__WORK INSTRUCTIONS__. Pick out every line below that contains the string "input", and copy each one.

_ _ _ _ _

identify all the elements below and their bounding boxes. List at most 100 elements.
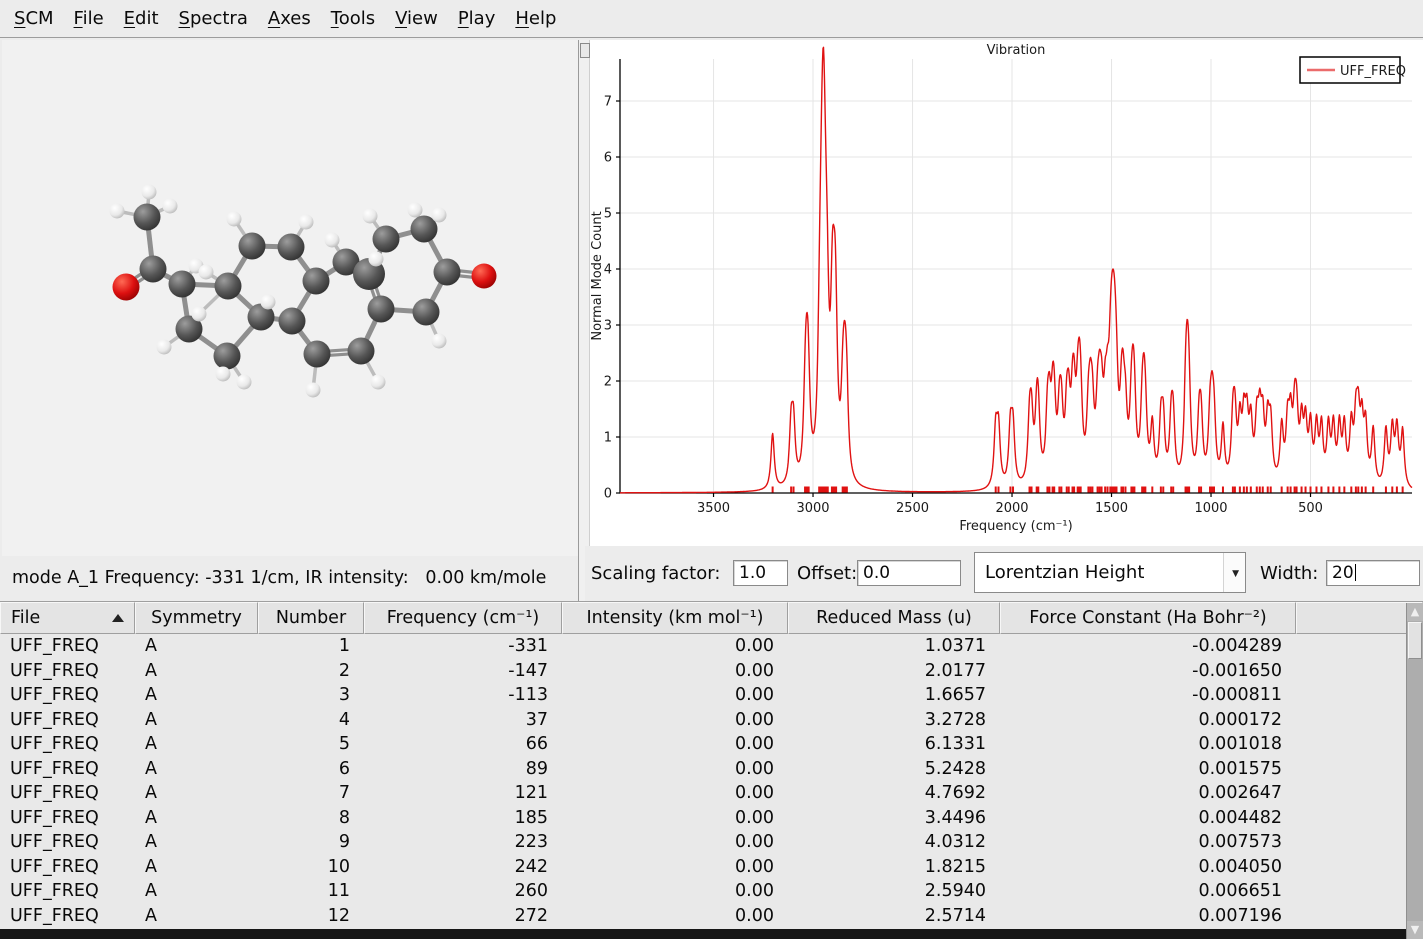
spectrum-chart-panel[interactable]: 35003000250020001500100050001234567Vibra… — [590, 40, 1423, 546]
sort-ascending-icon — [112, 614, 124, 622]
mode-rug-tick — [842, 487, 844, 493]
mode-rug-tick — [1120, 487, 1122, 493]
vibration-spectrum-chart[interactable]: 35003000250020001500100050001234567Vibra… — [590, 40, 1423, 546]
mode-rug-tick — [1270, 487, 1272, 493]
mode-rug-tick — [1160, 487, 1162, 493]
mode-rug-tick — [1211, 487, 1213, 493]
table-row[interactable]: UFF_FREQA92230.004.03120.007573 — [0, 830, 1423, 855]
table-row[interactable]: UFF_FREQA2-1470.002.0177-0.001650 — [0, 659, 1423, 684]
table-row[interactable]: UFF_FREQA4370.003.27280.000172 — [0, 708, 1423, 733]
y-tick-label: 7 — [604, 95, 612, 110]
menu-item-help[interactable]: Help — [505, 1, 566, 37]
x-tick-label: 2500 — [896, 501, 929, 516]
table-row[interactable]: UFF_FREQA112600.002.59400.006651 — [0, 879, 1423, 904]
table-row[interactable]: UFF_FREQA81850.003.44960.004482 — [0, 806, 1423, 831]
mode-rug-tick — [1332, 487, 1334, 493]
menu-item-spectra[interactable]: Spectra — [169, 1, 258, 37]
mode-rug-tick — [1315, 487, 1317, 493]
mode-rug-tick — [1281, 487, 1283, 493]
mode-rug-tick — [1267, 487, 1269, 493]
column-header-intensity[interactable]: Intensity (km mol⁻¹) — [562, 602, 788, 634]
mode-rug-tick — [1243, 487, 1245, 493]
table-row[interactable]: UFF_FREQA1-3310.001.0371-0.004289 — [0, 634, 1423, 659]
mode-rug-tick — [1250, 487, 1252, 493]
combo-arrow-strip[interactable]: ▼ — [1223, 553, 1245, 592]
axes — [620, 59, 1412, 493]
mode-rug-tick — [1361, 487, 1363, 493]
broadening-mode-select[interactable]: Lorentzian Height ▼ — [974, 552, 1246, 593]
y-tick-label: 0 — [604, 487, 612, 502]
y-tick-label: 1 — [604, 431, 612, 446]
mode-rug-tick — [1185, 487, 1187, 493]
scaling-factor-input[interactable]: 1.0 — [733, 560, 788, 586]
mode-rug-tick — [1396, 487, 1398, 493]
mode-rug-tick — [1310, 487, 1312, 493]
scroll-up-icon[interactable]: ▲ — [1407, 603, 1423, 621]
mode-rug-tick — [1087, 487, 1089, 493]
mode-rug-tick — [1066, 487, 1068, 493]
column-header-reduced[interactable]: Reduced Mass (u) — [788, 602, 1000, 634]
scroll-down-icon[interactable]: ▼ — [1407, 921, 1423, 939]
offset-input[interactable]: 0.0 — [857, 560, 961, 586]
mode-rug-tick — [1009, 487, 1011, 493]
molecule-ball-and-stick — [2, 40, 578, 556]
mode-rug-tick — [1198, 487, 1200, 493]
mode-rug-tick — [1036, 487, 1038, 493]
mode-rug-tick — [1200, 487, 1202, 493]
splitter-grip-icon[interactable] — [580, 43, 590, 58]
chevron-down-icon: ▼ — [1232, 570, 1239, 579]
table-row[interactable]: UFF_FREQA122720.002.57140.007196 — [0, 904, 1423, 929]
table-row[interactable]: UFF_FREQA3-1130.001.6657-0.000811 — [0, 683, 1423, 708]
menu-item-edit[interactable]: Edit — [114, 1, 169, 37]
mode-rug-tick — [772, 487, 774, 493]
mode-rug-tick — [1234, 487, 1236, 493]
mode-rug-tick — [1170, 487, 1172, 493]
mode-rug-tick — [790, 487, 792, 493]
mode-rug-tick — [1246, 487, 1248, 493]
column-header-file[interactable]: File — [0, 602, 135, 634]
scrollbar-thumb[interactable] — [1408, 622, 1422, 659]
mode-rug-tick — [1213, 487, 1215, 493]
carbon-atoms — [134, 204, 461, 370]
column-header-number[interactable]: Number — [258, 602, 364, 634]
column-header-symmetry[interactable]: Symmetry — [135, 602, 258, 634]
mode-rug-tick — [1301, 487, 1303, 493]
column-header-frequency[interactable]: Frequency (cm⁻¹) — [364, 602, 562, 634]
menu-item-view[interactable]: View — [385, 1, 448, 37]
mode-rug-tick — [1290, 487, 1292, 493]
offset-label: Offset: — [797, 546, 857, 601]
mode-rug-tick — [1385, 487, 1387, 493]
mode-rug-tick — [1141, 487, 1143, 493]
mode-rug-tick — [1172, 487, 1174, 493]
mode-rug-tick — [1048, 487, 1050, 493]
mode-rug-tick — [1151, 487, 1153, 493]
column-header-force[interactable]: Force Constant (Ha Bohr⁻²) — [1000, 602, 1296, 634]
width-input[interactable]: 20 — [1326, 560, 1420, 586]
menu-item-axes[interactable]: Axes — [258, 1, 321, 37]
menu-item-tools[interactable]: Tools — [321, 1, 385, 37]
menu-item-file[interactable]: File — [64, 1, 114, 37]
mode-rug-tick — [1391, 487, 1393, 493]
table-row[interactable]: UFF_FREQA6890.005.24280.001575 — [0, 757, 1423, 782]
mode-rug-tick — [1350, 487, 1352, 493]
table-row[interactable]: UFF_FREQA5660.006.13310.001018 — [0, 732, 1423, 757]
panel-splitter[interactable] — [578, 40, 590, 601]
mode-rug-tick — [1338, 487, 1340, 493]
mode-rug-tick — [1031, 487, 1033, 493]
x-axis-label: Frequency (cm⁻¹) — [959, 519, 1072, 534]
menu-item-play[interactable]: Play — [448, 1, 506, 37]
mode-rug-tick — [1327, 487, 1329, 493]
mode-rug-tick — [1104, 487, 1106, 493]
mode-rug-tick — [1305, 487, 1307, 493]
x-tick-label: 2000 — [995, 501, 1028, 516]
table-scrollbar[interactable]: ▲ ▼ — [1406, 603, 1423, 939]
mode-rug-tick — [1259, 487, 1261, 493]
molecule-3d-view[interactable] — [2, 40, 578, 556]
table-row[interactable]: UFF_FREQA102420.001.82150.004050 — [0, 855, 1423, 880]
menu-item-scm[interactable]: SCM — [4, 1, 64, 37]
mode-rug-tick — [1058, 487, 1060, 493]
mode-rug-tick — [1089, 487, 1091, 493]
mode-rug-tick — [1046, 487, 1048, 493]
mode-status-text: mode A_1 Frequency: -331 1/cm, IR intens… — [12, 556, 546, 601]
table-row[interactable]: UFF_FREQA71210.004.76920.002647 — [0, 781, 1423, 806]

_ _ _ _ _

__TASK RESULT__.
scaling-factor-input[interactable]: 1.0 — [733, 560, 788, 586]
offset-input[interactable]: 0.0 — [857, 560, 961, 586]
width-input[interactable]: 20 — [1326, 560, 1420, 586]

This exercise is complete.